Segment Open

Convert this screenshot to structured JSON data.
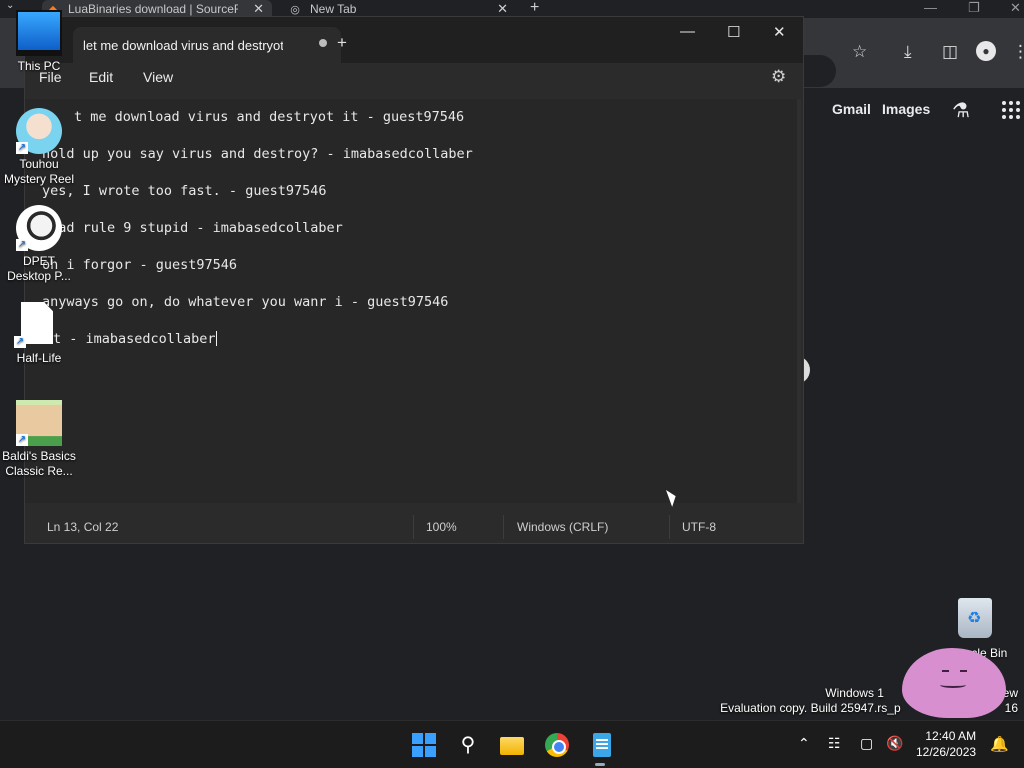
{
  "browser": {
    "tabs": [
      {
        "label": "LuaBinaries download | SourceF"
      },
      {
        "label": "New Tab"
      }
    ],
    "links": {
      "gmail": "Gmail",
      "images": "Images"
    }
  },
  "notepad": {
    "tab_title": "let me download virus and destryot",
    "menu": {
      "file": "File",
      "edit": "Edit",
      "view": "View"
    },
    "lines": [
      "t me download virus and destryot it - guest97546",
      "hold up you say virus and destroy? - imabasedcollaber",
      "yes, I wrote too fast. - guest97546",
      "read rule 9 stupid - imabasedcollaber",
      "oh i forgor - guest97546",
      "anyways go on, do whatever you wanr i - guest97546",
      "t - imabasedcollaber"
    ],
    "status": {
      "position": "Ln 13, Col 22",
      "zoom": "100%",
      "line_ending": "Windows (CRLF)",
      "encoding": "UTF-8"
    }
  },
  "desktop": {
    "icons": [
      {
        "label": "This PC"
      },
      {
        "label": "Touhou Mystery Reel"
      },
      {
        "label": "DPET Desktop P..."
      },
      {
        "label": "Half-Life"
      },
      {
        "label": "Baldi's Basics Classic Re..."
      }
    ],
    "recycle_bin": "Recycle Bin",
    "watermark_line1": "Windows 1",
    "watermark_line1_end": "view",
    "watermark_line2": "Evaluation copy. Build 25947.rs_p",
    "watermark_line2_end": "16"
  },
  "taskbar": {
    "time": "12:40 AM",
    "date": "12/26/2023"
  },
  "colors": {
    "accent": "#3aa0ff",
    "notepad_bg": "#272727",
    "taskbar_bg": "#1c1c1c"
  }
}
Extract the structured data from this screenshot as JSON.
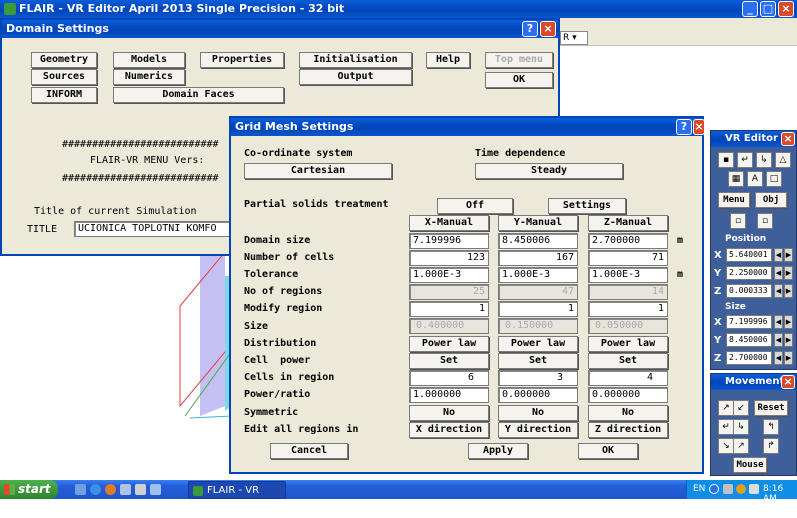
{
  "main_title": "FLAIR - VR Editor April 2013 Single Precision - 32 bit",
  "bg_dropdown_text": "R",
  "domain_settings": {
    "title": "Domain Settings",
    "buttons": {
      "geometry": "Geometry",
      "models": "Models",
      "properties": "Properties",
      "initialisation": "Initialisation",
      "help": "Help",
      "top_menu": "Top menu",
      "sources": "Sources",
      "numerics": "Numerics",
      "output": "Output",
      "ok": "OK",
      "inform": "INFORM",
      "domain_faces": "Domain Faces"
    },
    "hash_line": "##########################",
    "menu_text": "FLAIR-VR MENU   Vers:",
    "sim_title_label": "Title of current Simulation",
    "title_label": "TITLE",
    "title_value": "UCIONICA TOPLOTNI KOMFO"
  },
  "grid_mesh": {
    "title": "Grid Mesh Settings",
    "coord_label": "Co-ordinate system",
    "coord_value": "Cartesian",
    "time_label": "Time dependence",
    "time_value": "Steady",
    "partial_label": "Partial solids treatment",
    "partial_value": "Off",
    "settings_btn": "Settings",
    "headers": [
      "X-Manual",
      "Y-Manual",
      "Z-Manual"
    ],
    "rows": {
      "domain_size": {
        "label": "Domain size",
        "values": [
          "7.199996",
          "8.450006",
          "2.700000"
        ],
        "unit": "m"
      },
      "cells": {
        "label": "Number of cells",
        "values": [
          "123",
          "167",
          "71"
        ]
      },
      "tolerance": {
        "label": "Tolerance",
        "values": [
          "1.000E-3",
          "1.000E-3",
          "1.000E-3"
        ],
        "unit": "m"
      },
      "regions": {
        "label": "No of regions",
        "values": [
          "25",
          "47",
          "14"
        ]
      },
      "modify": {
        "label": "Modify region",
        "values": [
          "1",
          "1",
          "1"
        ]
      },
      "size": {
        "label": "Size",
        "values": [
          "0.400000",
          "0.150000",
          "0.050000"
        ]
      },
      "distribution": {
        "label": "Distribution",
        "values": [
          "Power law",
          "Power law",
          "Power law"
        ]
      },
      "cellpower": {
        "label": "Cell  power",
        "values": [
          "Set",
          "Set",
          "Set"
        ]
      },
      "cellsreg": {
        "label": "Cells in region",
        "values": [
          "6",
          "3",
          "4"
        ]
      },
      "power": {
        "label": "Power/ratio",
        "values": [
          "1.000000",
          "0.000000",
          "0.000000"
        ]
      },
      "symmetric": {
        "label": "Symmetric",
        "values": [
          "No",
          "No",
          "No"
        ]
      },
      "edit": {
        "label": "Edit all regions in",
        "values": [
          "X direction",
          "Y direction",
          "Z direction"
        ]
      }
    },
    "cancel": "Cancel",
    "apply": "Apply",
    "ok": "OK"
  },
  "vr_editor": {
    "title": "VR Editor",
    "menu": "Menu",
    "obj": "Obj",
    "position_label": "Position",
    "pos": {
      "x": "5.640001",
      "y": "2.250000",
      "z": "0.000333"
    },
    "size_label": "Size",
    "size": {
      "x": "7.199996",
      "y": "8.450006",
      "z": "2.700000"
    }
  },
  "movement": {
    "title": "Movement",
    "reset": "Reset",
    "mouse": "Mouse"
  },
  "taskbar": {
    "start": "start",
    "task": "FLAIR - VR Editor Apr...",
    "lang": "EN",
    "clock": "8:16 AM"
  },
  "colors": {
    "xp_blue": "#0046b8",
    "flair_panel": "#ece9d8",
    "vr_panel": "#3f5f9a",
    "taskbar": "#245edb",
    "start_green": "#3c9a3c"
  }
}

Segment Closed

» **INSTRUCTIONS FOR THE TASK**: Go through the listing above and return each line where the word "structured" occurs.

» **SOLUTION TO THIS EXERCISE**:
Convert this screenshot to structured JSON data.
Extract the structured data from this screenshot as JSON.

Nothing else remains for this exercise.